- [DIRECTIVE]:
Select all lines in the records that include "their".

- [INPUT RECORDS]:
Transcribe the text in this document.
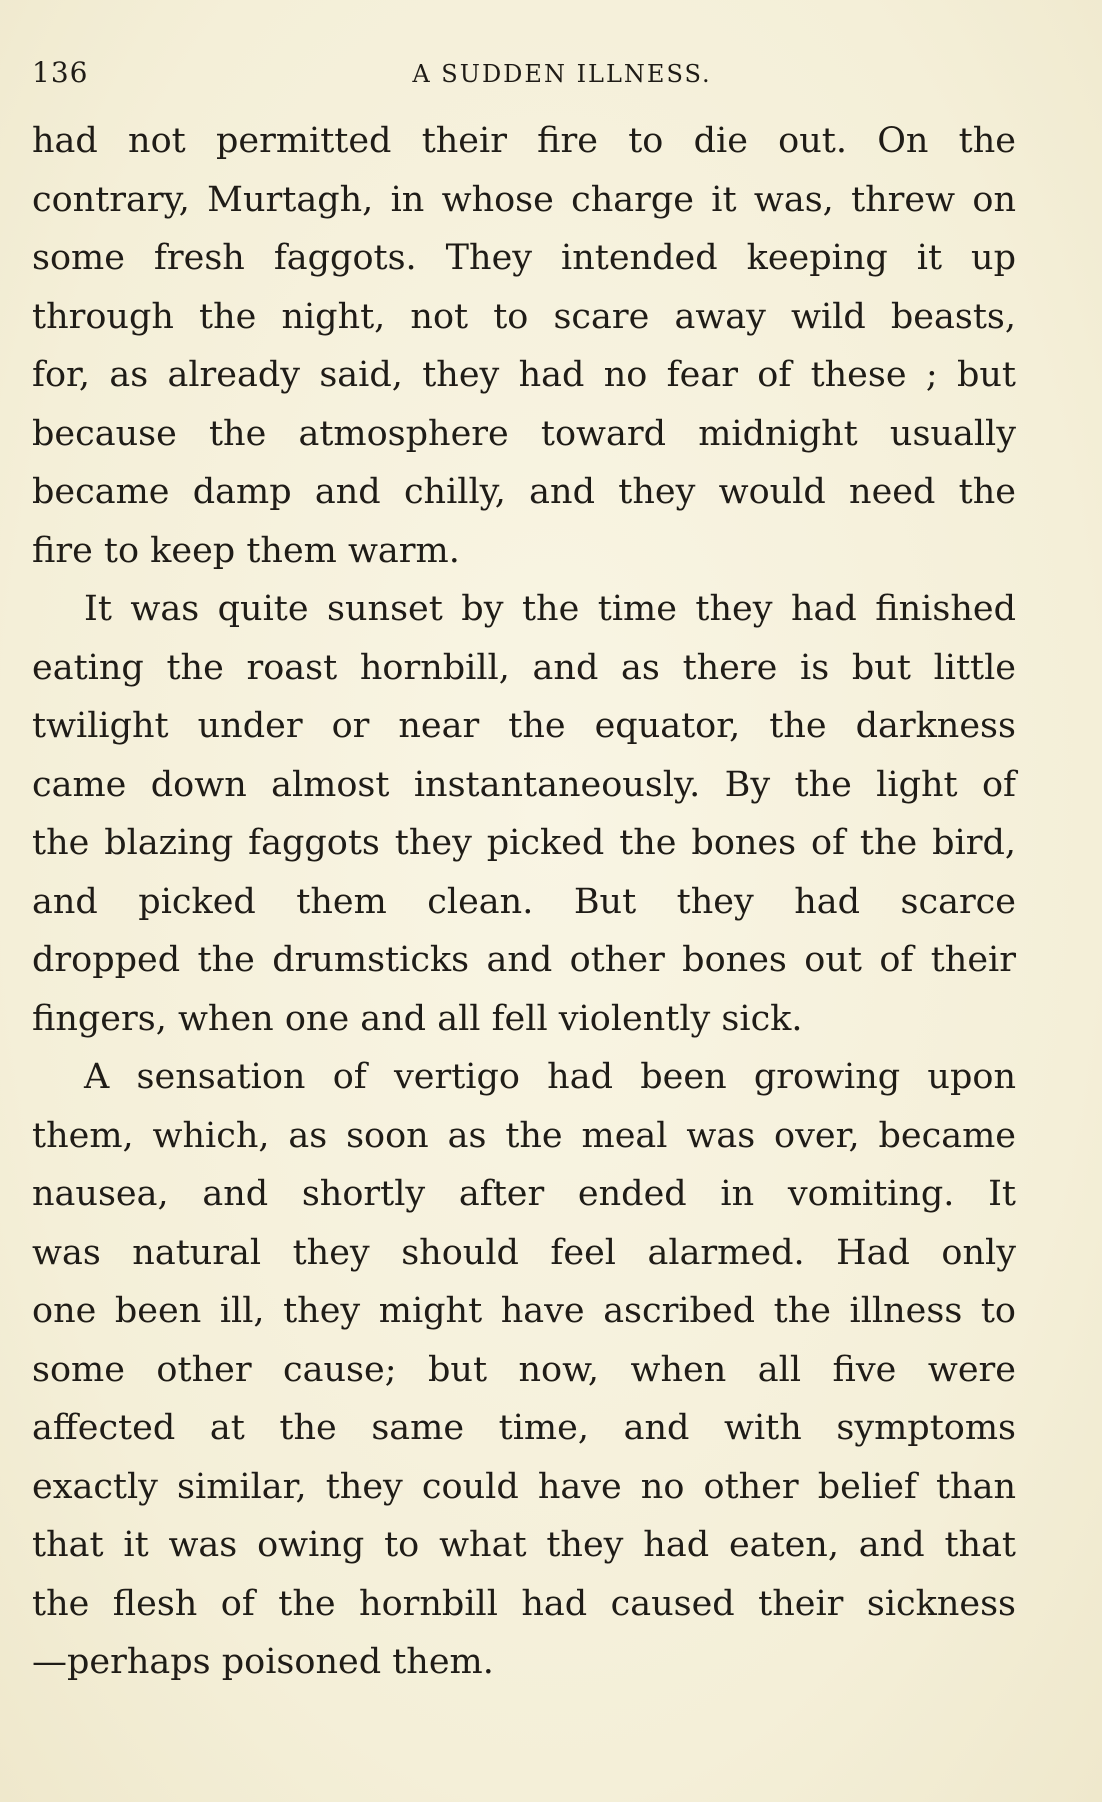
136	A SUDDEN ILLNESS.
had not permitted their fire to die out. On the
contrary, Murtagh, in whose charge it was, threw on
some fresh faggots. They intended keeping it up
through the night, not to scare away wild beasts,
for, as already said, they had no fear of these ; but
because the atmosphere toward midnight usually
became damp and chilly, and they would need the
fire to keep them warm.
It was quite sunset by the time they had finished
eating the roast hornbill, and as there is but little
twilight under or near the equator, the darkness
came down almost instantaneously. By the light of
the blazing faggots they picked the bones of the bird,
and picked them clean. But they had scarce
dropped the drumsticks and other bones out of their
fingers, when one and all fell violently sick.
A sensation of vertigo had been growing upon
them, which, as soon as the meal was over, became
nausea, and shortly after ended in vomiting. It
was natural they should feel alarmed. Had only
one been ill, they might have ascribed the illness to
some other cause; but now, when all five were
affected at the same time, and with symptoms
exactly similar, they could have no other belief than
that it was owing to what they had eaten, and that
the flesh of the hornbill had caused their sickness
—perhaps poisoned them.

- [RESPONSE BELOW]:
had not permitted their fire to die out. On the
dropped the drumsticks and other bones out of their
the flesh of the hornbill had caused their sickness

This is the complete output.